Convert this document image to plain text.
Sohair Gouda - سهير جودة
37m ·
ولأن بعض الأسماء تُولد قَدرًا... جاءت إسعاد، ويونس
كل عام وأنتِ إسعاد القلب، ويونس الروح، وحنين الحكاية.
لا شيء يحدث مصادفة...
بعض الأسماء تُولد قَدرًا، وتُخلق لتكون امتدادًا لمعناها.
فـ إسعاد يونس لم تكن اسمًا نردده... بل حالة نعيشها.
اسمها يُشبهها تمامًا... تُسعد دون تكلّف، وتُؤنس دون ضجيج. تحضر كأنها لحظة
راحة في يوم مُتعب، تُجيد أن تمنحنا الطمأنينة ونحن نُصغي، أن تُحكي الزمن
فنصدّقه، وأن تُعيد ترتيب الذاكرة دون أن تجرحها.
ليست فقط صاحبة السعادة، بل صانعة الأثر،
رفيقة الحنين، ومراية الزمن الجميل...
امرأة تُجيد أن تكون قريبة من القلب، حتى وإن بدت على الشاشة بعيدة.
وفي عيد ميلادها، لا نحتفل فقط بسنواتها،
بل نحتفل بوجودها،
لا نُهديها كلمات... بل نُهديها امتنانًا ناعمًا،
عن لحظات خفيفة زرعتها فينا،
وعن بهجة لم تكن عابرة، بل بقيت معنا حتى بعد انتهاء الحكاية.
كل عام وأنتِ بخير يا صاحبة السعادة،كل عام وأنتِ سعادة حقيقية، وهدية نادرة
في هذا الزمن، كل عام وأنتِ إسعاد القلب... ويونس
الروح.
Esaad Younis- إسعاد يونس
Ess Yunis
════════
▶ **WHAT TO WORK ON**:
Exactly how many lines of the listing above contain the string "صاحبة"? Give no more than the number.

▶ **OUTPUT FOR THIS TASK**:
2